**Problem:**
Copy out all lines where "IntPtr" appears.
───── Source records ─────
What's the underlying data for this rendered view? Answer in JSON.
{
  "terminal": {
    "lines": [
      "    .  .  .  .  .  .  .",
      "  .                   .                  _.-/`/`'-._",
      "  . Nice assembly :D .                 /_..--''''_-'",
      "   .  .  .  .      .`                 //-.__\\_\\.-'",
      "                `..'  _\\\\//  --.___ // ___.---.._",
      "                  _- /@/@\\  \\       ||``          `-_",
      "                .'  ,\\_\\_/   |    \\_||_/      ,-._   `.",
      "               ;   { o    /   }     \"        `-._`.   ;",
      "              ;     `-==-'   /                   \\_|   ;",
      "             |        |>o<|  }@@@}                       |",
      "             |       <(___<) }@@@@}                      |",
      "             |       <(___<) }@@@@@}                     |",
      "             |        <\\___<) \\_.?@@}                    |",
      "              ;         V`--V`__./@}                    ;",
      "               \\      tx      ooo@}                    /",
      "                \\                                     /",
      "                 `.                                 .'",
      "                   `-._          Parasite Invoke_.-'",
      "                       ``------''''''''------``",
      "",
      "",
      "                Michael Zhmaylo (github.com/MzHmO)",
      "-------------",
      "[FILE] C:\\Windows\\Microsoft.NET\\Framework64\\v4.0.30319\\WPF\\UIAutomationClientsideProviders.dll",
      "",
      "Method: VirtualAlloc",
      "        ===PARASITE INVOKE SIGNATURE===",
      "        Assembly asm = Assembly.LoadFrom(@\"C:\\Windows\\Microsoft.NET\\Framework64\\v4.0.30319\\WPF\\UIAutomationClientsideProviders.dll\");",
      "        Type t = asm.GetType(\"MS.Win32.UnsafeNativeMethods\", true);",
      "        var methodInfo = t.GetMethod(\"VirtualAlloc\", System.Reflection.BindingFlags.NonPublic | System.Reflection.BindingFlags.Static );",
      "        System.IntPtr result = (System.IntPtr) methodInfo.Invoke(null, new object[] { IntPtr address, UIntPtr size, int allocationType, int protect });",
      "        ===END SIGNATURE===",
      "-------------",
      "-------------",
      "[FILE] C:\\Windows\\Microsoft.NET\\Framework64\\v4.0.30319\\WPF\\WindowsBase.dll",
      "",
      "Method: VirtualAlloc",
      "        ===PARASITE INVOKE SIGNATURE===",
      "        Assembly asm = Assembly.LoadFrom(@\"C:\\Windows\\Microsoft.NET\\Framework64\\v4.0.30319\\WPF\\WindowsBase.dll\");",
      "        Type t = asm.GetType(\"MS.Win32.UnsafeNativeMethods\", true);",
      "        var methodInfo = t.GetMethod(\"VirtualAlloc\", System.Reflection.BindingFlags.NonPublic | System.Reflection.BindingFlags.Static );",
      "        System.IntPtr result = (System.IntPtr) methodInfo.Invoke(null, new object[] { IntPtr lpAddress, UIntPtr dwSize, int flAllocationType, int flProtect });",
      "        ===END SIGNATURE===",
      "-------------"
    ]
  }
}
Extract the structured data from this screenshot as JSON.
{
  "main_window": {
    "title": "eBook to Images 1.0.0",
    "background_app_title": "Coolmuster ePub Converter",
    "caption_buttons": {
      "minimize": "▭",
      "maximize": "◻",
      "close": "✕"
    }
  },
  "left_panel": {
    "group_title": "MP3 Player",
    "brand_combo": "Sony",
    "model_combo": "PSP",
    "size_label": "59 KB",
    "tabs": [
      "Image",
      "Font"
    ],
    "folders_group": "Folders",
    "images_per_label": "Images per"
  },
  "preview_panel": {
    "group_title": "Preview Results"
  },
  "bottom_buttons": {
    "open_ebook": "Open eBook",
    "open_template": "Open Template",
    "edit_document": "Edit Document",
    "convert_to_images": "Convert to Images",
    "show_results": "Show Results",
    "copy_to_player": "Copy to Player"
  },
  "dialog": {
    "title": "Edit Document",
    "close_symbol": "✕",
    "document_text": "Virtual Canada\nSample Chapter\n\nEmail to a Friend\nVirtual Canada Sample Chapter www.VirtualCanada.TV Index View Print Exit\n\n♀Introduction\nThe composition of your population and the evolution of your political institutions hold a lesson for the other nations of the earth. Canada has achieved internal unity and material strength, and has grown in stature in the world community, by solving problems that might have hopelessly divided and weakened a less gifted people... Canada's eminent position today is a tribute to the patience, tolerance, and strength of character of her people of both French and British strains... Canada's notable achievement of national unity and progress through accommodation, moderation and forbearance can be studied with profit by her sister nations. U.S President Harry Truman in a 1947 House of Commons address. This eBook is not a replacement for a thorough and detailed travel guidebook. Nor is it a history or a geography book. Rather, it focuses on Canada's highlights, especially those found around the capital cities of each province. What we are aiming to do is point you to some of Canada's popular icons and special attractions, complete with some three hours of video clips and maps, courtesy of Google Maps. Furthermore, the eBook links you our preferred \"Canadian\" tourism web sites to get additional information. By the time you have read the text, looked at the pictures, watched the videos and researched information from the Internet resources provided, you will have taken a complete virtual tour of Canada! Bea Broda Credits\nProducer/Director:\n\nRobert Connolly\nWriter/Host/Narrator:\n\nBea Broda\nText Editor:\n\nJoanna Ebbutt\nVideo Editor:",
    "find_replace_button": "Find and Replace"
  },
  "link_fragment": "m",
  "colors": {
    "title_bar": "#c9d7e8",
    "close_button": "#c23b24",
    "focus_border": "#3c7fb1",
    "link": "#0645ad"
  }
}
─────
**Written solution:**
      "        System.IntPtr result = (System.IntPtr) methodInfo.Invoke(null, new object[] { IntPtr address, UIntPtr size, int allocationType, int protect });",
      "        System.IntPtr result = (System.IntPtr) methodInfo.Invoke(null, new object[] { IntPtr lpAddress, UIntPtr dwSize, int flAllocationType, int flProtect });",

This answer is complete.